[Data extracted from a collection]
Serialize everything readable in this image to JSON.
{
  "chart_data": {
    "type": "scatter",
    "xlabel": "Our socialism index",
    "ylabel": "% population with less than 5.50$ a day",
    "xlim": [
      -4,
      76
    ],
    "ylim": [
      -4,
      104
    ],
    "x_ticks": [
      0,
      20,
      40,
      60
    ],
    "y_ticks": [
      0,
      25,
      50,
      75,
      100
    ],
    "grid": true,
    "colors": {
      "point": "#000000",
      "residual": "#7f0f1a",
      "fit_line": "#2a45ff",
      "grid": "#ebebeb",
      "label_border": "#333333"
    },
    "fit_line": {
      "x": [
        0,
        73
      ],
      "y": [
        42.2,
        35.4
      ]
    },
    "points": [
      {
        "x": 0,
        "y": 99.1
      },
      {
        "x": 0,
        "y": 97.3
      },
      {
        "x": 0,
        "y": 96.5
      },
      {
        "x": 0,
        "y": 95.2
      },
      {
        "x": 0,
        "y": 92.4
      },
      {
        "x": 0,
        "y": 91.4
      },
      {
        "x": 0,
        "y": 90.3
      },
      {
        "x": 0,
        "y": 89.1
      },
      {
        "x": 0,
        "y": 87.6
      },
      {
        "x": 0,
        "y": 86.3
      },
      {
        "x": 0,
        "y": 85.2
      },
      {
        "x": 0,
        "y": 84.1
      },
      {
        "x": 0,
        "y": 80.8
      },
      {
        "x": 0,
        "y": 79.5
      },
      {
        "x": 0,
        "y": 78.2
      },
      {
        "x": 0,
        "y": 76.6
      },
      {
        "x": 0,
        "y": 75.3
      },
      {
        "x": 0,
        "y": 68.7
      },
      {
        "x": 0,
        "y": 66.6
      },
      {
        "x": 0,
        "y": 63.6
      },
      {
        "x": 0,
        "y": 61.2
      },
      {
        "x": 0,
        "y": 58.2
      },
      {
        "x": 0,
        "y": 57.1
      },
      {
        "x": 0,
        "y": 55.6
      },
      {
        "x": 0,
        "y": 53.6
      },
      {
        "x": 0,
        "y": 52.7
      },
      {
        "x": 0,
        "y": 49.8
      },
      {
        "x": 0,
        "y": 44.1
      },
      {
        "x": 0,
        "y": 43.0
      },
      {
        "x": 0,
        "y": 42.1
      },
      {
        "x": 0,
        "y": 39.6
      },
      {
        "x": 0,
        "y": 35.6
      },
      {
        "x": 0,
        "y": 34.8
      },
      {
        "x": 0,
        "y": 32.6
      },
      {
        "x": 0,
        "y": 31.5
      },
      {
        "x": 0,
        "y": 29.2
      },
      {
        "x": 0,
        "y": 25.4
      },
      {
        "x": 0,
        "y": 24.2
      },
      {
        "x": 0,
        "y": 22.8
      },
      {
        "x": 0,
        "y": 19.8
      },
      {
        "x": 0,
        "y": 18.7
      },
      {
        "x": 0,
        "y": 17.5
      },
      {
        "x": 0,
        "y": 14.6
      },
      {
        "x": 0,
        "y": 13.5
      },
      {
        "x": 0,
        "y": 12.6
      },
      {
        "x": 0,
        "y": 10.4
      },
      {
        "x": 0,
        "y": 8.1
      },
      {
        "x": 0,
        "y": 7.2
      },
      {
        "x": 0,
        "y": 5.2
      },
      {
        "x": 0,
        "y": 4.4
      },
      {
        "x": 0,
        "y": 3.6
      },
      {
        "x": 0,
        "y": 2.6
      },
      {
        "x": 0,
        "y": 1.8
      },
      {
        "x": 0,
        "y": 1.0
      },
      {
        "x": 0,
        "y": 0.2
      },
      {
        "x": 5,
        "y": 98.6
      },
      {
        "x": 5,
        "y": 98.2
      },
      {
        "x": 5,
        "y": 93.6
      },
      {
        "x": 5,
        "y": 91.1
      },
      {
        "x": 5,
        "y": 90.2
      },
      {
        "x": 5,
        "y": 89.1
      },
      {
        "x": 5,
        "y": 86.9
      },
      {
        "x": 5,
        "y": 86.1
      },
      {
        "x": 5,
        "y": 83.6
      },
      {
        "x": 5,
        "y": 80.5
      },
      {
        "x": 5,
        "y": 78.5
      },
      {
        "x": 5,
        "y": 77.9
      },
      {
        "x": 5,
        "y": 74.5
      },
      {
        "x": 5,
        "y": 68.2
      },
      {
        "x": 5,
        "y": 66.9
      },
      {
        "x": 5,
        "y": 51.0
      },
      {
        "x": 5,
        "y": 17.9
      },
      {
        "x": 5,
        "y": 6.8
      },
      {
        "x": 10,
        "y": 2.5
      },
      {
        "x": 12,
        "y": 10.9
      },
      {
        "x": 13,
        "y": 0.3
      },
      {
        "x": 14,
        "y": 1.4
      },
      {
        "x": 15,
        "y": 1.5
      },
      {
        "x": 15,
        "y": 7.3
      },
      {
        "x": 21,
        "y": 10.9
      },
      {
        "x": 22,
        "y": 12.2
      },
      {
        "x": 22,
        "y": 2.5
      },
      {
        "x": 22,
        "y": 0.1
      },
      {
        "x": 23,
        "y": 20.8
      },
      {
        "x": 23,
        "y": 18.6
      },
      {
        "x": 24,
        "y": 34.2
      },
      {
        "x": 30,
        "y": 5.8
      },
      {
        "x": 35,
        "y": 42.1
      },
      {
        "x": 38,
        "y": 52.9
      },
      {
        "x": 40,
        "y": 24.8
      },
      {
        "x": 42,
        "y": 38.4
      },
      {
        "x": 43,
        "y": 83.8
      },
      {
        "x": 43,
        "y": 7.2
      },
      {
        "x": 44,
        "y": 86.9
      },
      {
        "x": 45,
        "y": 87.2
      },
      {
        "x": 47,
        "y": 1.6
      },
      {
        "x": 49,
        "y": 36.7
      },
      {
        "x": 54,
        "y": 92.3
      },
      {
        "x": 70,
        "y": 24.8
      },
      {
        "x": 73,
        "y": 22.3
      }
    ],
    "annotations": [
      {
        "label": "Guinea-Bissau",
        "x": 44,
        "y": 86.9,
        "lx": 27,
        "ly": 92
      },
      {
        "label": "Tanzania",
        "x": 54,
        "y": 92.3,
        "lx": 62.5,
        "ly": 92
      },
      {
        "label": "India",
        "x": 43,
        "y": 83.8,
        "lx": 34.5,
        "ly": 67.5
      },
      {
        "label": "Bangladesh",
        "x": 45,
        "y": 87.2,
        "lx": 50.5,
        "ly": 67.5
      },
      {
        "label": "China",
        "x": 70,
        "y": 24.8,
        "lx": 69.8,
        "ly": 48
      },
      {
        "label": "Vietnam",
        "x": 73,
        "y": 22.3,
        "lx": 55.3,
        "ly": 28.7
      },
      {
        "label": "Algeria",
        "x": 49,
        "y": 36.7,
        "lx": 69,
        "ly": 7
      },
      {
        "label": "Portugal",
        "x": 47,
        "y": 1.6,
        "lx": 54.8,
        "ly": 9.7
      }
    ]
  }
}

TASK STATEMENT.
Copy every line exactly. Leave nothing out.

THE RESPONSE.
Serialize everything readable in this image to JSON.
{
  "chart_data": {
    "type": "scatter",
    "xlabel": "Our socialism index",
    "ylabel": "% population with less than 5.50$ a day",
    "xlim": [
      -4,
      76
    ],
    "ylim": [
      -4,
      104
    ],
    "x_ticks": [
      0,
      20,
      40,
      60
    ],
    "y_ticks": [
      0,
      25,
      50,
      75,
      100
    ],
    "grid": true,
    "colors": {
      "point": "#000000",
      "residual": "#7f0f1a",
      "fit_line": "#2a45ff",
      "grid": "#ebebeb",
      "label_border": "#333333"
    },
    "fit_line": {
      "x": [
        0,
        73
      ],
      "y": [
        42.2,
        35.4
      ]
    },
    "points": [
      {
        "x": 0,
        "y": 99.1
      },
      {
        "x": 0,
        "y": 97.3
      },
      {
        "x": 0,
        "y": 96.5
      },
      {
        "x": 0,
        "y": 95.2
      },
      {
        "x": 0,
        "y": 92.4
      },
      {
        "x": 0,
        "y": 91.4
      },
      {
        "x": 0,
        "y": 90.3
      },
      {
        "x": 0,
        "y": 89.1
      },
      {
        "x": 0,
        "y": 87.6
      },
      {
        "x": 0,
        "y": 86.3
      },
      {
        "x": 0,
        "y": 85.2
      },
      {
        "x": 0,
        "y": 84.1
      },
      {
        "x": 0,
        "y": 80.8
      },
      {
        "x": 0,
        "y": 79.5
      },
      {
        "x": 0,
        "y": 78.2
      },
      {
        "x": 0,
        "y": 76.6
      },
      {
        "x": 0,
        "y": 75.3
      },
      {
        "x": 0,
        "y": 68.7
      },
      {
        "x": 0,
        "y": 66.6
      },
      {
        "x": 0,
        "y": 63.6
      },
      {
        "x": 0,
        "y": 61.2
      },
      {
        "x": 0,
        "y": 58.2
      },
      {
        "x": 0,
        "y": 57.1
      },
      {
        "x": 0,
        "y": 55.6
      },
      {
        "x": 0,
        "y": 53.6
      },
      {
        "x": 0,
        "y": 52.7
      },
      {
        "x": 0,
        "y": 49.8
      },
      {
        "x": 0,
        "y": 44.1
      },
      {
        "x": 0,
        "y": 43.0
      },
      {
        "x": 0,
        "y": 42.1
      },
      {
        "x": 0,
        "y": 39.6
      },
      {
        "x": 0,
        "y": 35.6
      },
      {
        "x": 0,
        "y": 34.8
      },
      {
        "x": 0,
        "y": 32.6
      },
      {
        "x": 0,
        "y": 31.5
      },
      {
        "x": 0,
        "y": 29.2
      },
      {
        "x": 0,
        "y": 25.4
      },
      {
        "x": 0,
        "y": 24.2
      },
      {
        "x": 0,
        "y": 22.8
      },
      {
        "x": 0,
        "y": 19.8
      },
      {
        "x": 0,
        "y": 18.7
      },
      {
        "x": 0,
        "y": 17.5
      },
      {
        "x": 0,
        "y": 14.6
      },
      {
        "x": 0,
        "y": 13.5
      },
      {
        "x": 0,
        "y": 12.6
      },
      {
        "x": 0,
        "y": 10.4
      },
      {
        "x": 0,
        "y": 8.1
      },
      {
        "x": 0,
        "y": 7.2
      },
      {
        "x": 0,
        "y": 5.2
      },
      {
        "x": 0,
        "y": 4.4
      },
      {
        "x": 0,
        "y": 3.6
      },
      {
        "x": 0,
        "y": 2.6
      },
      {
        "x": 0,
        "y": 1.8
      },
      {
        "x": 0,
        "y": 1.0
      },
      {
        "x": 0,
        "y": 0.2
      },
      {
        "x": 5,
        "y": 98.6
      },
      {
        "x": 5,
        "y": 98.2
      },
      {
        "x": 5,
        "y": 93.6
      },
      {
        "x": 5,
        "y": 91.1
      },
      {
        "x": 5,
        "y": 90.2
      },
      {
        "x": 5,
        "y": 89.1
      },
      {
        "x": 5,
        "y": 86.9
      },
      {
        "x": 5,
        "y": 86.1
      },
      {
        "x": 5,
        "y": 83.6
      },
      {
        "x": 5,
        "y": 80.5
      },
      {
        "x": 5,
        "y": 78.5
      },
      {
        "x": 5,
        "y": 77.9
      },
      {
        "x": 5,
        "y": 74.5
      },
      {
        "x": 5,
        "y": 68.2
      },
      {
        "x": 5,
        "y": 66.9
      },
      {
        "x": 5,
        "y": 51.0
      },
      {
        "x": 5,
        "y": 17.9
      },
      {
        "x": 5,
        "y": 6.8
      },
      {
        "x": 10,
        "y": 2.5
      },
      {
        "x": 12,
        "y": 10.9
      },
      {
        "x": 13,
        "y": 0.3
      },
      {
        "x": 14,
        "y": 1.4
      },
      {
        "x": 15,
        "y": 1.5
      },
      {
        "x": 15,
        "y": 7.3
      },
      {
        "x": 21,
        "y": 10.9
      },
      {
        "x": 22,
        "y": 12.2
      },
      {
        "x": 22,
        "y": 2.5
      },
      {
        "x": 22,
        "y": 0.1
      },
      {
        "x": 23,
        "y": 20.8
      },
      {
        "x": 23,
        "y": 18.6
      },
      {
        "x": 24,
        "y": 34.2
      },
      {
        "x": 30,
        "y": 5.8
      },
      {
        "x": 35,
        "y": 42.1
      },
      {
        "x": 38,
        "y": 52.9
      },
      {
        "x": 40,
        "y": 24.8
      },
      {
        "x": 42,
        "y": 38.4
      },
      {
        "x": 43,
        "y": 83.8
      },
      {
        "x": 43,
        "y": 7.2
      },
      {
        "x": 44,
        "y": 86.9
      },
      {
        "x": 45,
        "y": 87.2
      },
      {
        "x": 47,
        "y": 1.6
      },
      {
        "x": 49,
        "y": 36.7
      },
      {
        "x": 54,
        "y": 92.3
      },
      {
        "x": 70,
        "y": 24.8
      },
      {
        "x": 73,
        "y": 22.3
      }
    ],
    "annotations": [
      {
        "label": "Guinea-Bissau",
        "x": 44,
        "y": 86.9,
        "lx": 27,
        "ly": 92
      },
      {
        "label": "Tanzania",
        "x": 54,
        "y": 92.3,
        "lx": 62.5,
        "ly": 92
      },
      {
        "label": "India",
        "x": 43,
        "y": 83.8,
        "lx": 34.5,
        "ly": 67.5
      },
      {
        "label": "Bangladesh",
        "x": 45,
        "y": 87.2,
        "lx": 50.5,
        "ly": 67.5
      },
      {
        "label": "China",
        "x": 70,
        "y": 24.8,
        "lx": 69.8,
        "ly": 48
      },
      {
        "label": "Vietnam",
        "x": 73,
        "y": 22.3,
        "lx": 55.3,
        "ly": 28.7
      },
      {
        "label": "Algeria",
        "x": 49,
        "y": 36.7,
        "lx": 69,
        "ly": 7
      },
      {
        "label": "Portugal",
        "x": 47,
        "y": 1.6,
        "lx": 54.8,
        "ly": 9.7
      }
    ]
  }
}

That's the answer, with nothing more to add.